[The exercise] Once the pictures are set aside, transcribe the remaining data exactly.
◆ ◆ ◆ ◆ ◆ ◆ ◆
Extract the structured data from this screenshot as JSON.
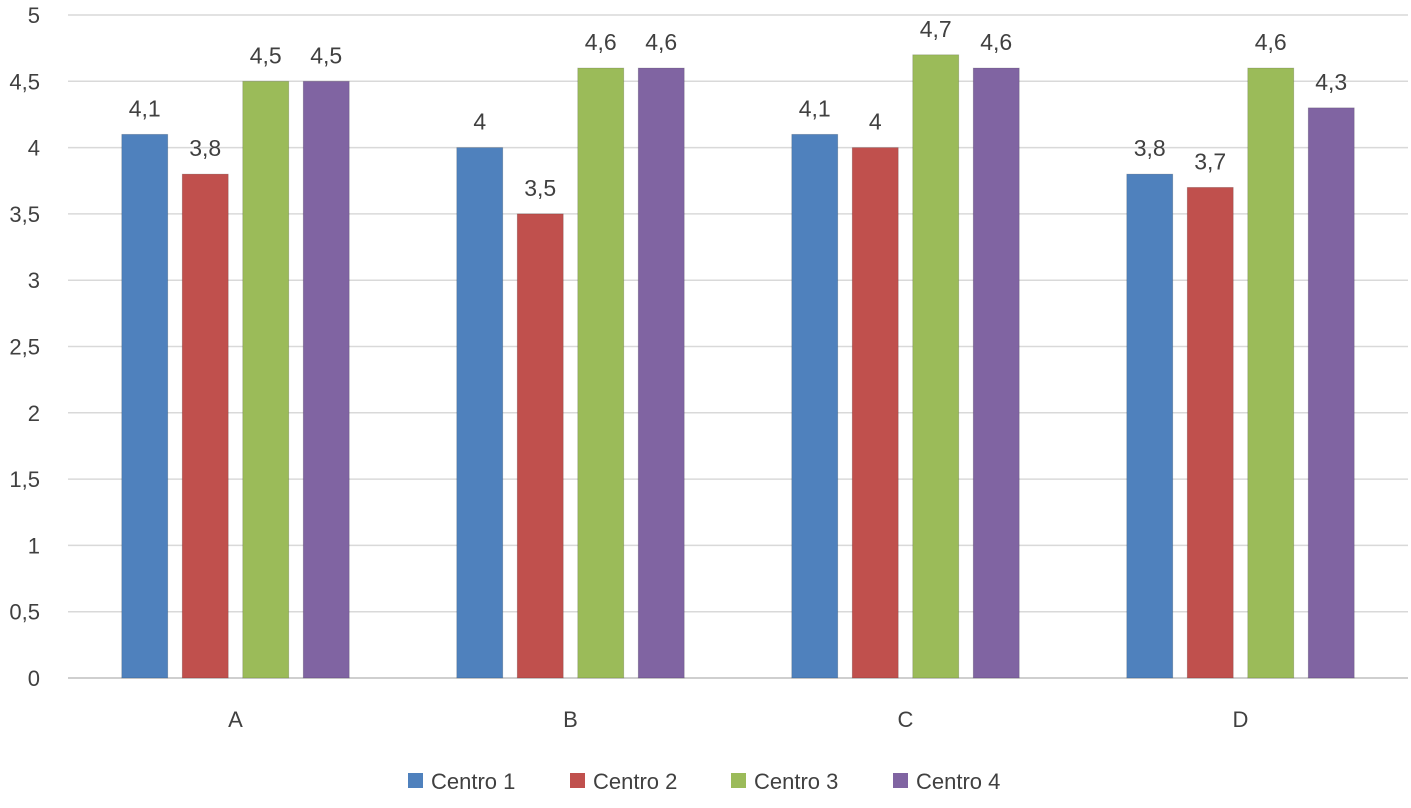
{
  "chart_data": {
    "type": "bar",
    "title": "",
    "xlabel": "",
    "ylabel": "",
    "categories": [
      "A",
      "B",
      "C",
      "D"
    ],
    "ylim": [
      0,
      5
    ],
    "yticks": [
      0,
      0.5,
      1,
      1.5,
      2,
      2.5,
      3,
      3.5,
      4,
      4.5,
      5
    ],
    "ytick_labels": [
      "0",
      "0,5",
      "1",
      "1,5",
      "2",
      "2,5",
      "3",
      "3,5",
      "4",
      "4,5",
      "5"
    ],
    "grid": true,
    "legend_position": "bottom",
    "series": [
      {
        "name": "Centro 1",
        "color": "#4f81bd",
        "values": [
          4.1,
          4.0,
          4.1,
          3.8
        ],
        "labels": [
          "4,1",
          "4",
          "4,1",
          "3,8"
        ]
      },
      {
        "name": "Centro 2",
        "color": "#c0504d",
        "values": [
          3.8,
          3.5,
          4.0,
          3.7
        ],
        "labels": [
          "3,8",
          "3,5",
          "4",
          "3,7"
        ]
      },
      {
        "name": "Centro 3",
        "color": "#9bbb59",
        "values": [
          4.5,
          4.6,
          4.7,
          4.6
        ],
        "labels": [
          "4,5",
          "4,6",
          "4,7",
          "4,6"
        ]
      },
      {
        "name": "Centro 4",
        "color": "#8064a2",
        "values": [
          4.5,
          4.6,
          4.6,
          4.3
        ],
        "labels": [
          "4,5",
          "4,6",
          "4,6",
          "4,3"
        ]
      }
    ]
  }
}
◆ ◆ ◆ ◆ ◆ ◆ ◆
[Exercise result]
Extract the structured data from this screenshot as JSON.
{
  "chart_data": {
    "type": "bar",
    "title": "",
    "xlabel": "",
    "ylabel": "",
    "categories": [
      "A",
      "B",
      "C",
      "D"
    ],
    "ylim": [
      0,
      5
    ],
    "yticks": [
      0,
      0.5,
      1,
      1.5,
      2,
      2.5,
      3,
      3.5,
      4,
      4.5,
      5
    ],
    "ytick_labels": [
      "0",
      "0,5",
      "1",
      "1,5",
      "2",
      "2,5",
      "3",
      "3,5",
      "4",
      "4,5",
      "5"
    ],
    "grid": true,
    "legend_position": "bottom",
    "series": [
      {
        "name": "Centro 1",
        "color": "#4f81bd",
        "values": [
          4.1,
          4.0,
          4.1,
          3.8
        ],
        "labels": [
          "4,1",
          "4",
          "4,1",
          "3,8"
        ]
      },
      {
        "name": "Centro 2",
        "color": "#c0504d",
        "values": [
          3.8,
          3.5,
          4.0,
          3.7
        ],
        "labels": [
          "3,8",
          "3,5",
          "4",
          "3,7"
        ]
      },
      {
        "name": "Centro 3",
        "color": "#9bbb59",
        "values": [
          4.5,
          4.6,
          4.7,
          4.6
        ],
        "labels": [
          "4,5",
          "4,6",
          "4,7",
          "4,6"
        ]
      },
      {
        "name": "Centro 4",
        "color": "#8064a2",
        "values": [
          4.5,
          4.6,
          4.6,
          4.3
        ],
        "labels": [
          "4,5",
          "4,6",
          "4,6",
          "4,3"
        ]
      }
    ]
  }
}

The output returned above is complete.